══ STORED DATA ══

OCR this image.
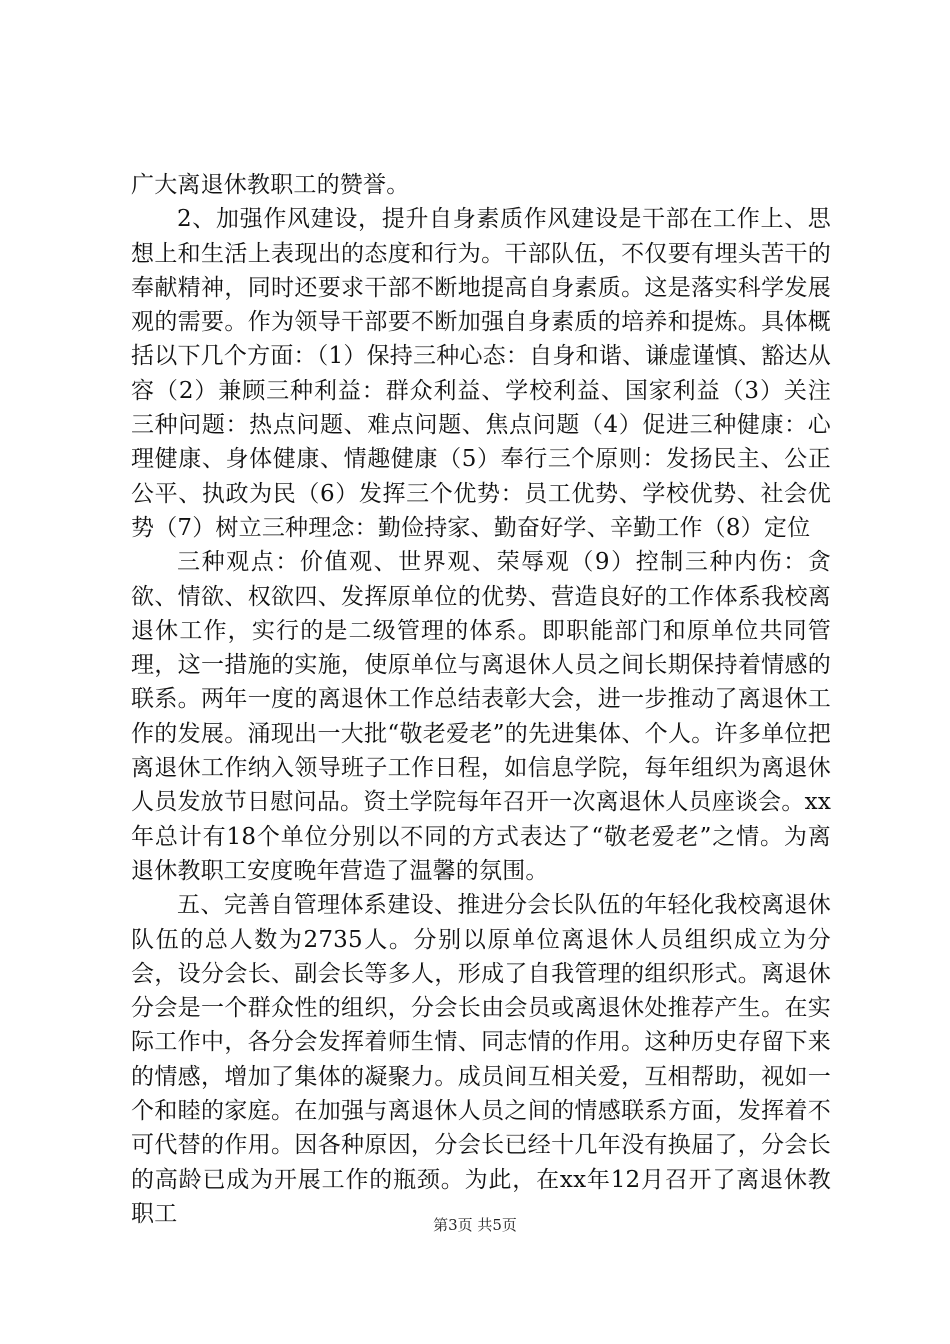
广大离退休教职工的赞誉。

2、加强作风建设，提升自身素质作风建设是干部在工作上、思想上和生活上表现出的态度和行为。干部队伍，不仅要有埋头苦干的奉献精神，同时还要求干部不断地提高自身素质。这是落实科学发展观的需要。作为领导干部要不断加强自身素质的培养和提炼。具体概括以下几个方面：（1）保持三种心态：自身和谐、谦虚谨慎、豁达从容（2）兼顾三种利益：群众利益、学校利益、国家利益（3）关注三种问题：热点问题、难点问题、焦点问题（4）促进三种健康：心理健康、身体健康、情趣健康（5）奉行三个原则：发扬民主、公正公平、执政为民（6）发挥三个优势：员工优势、学校优势、社会优势（7）树立三种理念：勤俭持家、勤奋好学、辛勤工作（8）定位

三种观点：价值观、世界观、荣辱观（9）控制三种内伤：贪欲、情欲、权欲四、发挥原单位的优势、营造良好的工作体系我校离退休工作，实行的是二级管理的体系。即职能部门和原单位共同管理，这一措施的实施，使原单位与离退休人员之间长期保持着情感的联系。两年一度的离退休工作总结表彰大会，进一步推动了离退休工作的发展。涌现出一大批“敬老爱老”的先进集体、个人。许多单位把离退休工作纳入领导班子工作日程，如信息学院，每年组织为离退休人员发放节日慰问品。资土学院每年召开一次离退休人员座谈会。xx年总计有18个单位分别以不同的方式表达了“敬老爱老”之情。为离退休教职工安度晚年营造了温馨的氛围。

五、完善自管理体系建设、推进分会长队伍的年轻化我校离退休队伍的总人数为2735人。分别以原单位离退休人员组织成立为分会，设分会长、副会长等多人，形成了自我管理的组织形式。离退休分会是一个群众性的组织，分会长由会员或离退休处推荐产生。在实际工作中，各分会发挥着师生情、同志情的作用。这种历史存留下来的情感，增加了集体的凝聚力。成员间互相关爱，互相帮助，视如一个和睦的家庭。在加强与离退休人员之间的情感联系方面，发挥着不可代替的作用。因各种原因，分会长已经十几年没有换届了，分会长的高龄已成为开展工作的瓶颈。为此，在xx年12月召开了离退休教职工	第3页 共5页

═══

- WORK INSTRUCTIONS
Retype each line of the listing above word for word. Exclude the pictures.

- SOLUTION FOR THIS PROBLEM
OCR this image.
广大离退休教职工的赞誉。

2、加强作风建设，提升自身素质作风建设是干部在工作上、思想上和生活上表现出的态度和行为。干部队伍，不仅要有埋头苦干的奉献精神，同时还要求干部不断地提高自身素质。这是落实科学发展观的需要。作为领导干部要不断加强自身素质的培养和提炼。具体概括以下几个方面：（1）保持三种心态：自身和谐、谦虚谨慎、豁达从容（2）兼顾三种利益：群众利益、学校利益、国家利益（3）关注三种问题：热点问题、难点问题、焦点问题（4）促进三种健康：心理健康、身体健康、情趣健康（5）奉行三个原则：发扬民主、公正公平、执政为民（6）发挥三个优势：员工优势、学校优势、社会优势（7）树立三种理念：勤俭持家、勤奋好学、辛勤工作（8）定位

三种观点：价值观、世界观、荣辱观（9）控制三种内伤：贪欲、情欲、权欲四、发挥原单位的优势、营造良好的工作体系我校离退休工作，实行的是二级管理的体系。即职能部门和原单位共同管理，这一措施的实施，使原单位与离退休人员之间长期保持着情感的联系。两年一度的离退休工作总结表彰大会，进一步推动了离退休工作的发展。涌现出一大批“敬老爱老”的先进集体、个人。许多单位把离退休工作纳入领导班子工作日程，如信息学院，每年组织为离退休人员发放节日慰问品。资土学院每年召开一次离退休人员座谈会。xx年总计有18个单位分别以不同的方式表达了“敬老爱老”之情。为离退休教职工安度晚年营造了温馨的氛围。

五、完善自管理体系建设、推进分会长队伍的年轻化我校离退休队伍的总人数为2735人。分别以原单位离退休人员组织成立为分会，设分会长、副会长等多人，形成了自我管理的组织形式。离退休分会是一个群众性的组织，分会长由会员或离退休处推荐产生。在实际工作中，各分会发挥着师生情、同志情的作用。这种历史存留下来的情感，增加了集体的凝聚力。成员间互相关爱，互相帮助，视如一个和睦的家庭。在加强与离退休人员之间的情感联系方面，发挥着不可代替的作用。因各种原因，分会长已经十几年没有换届了，分会长的高龄已成为开展工作的瓶颈。为此，在xx年12月召开了离退休教职工	第3页 共5页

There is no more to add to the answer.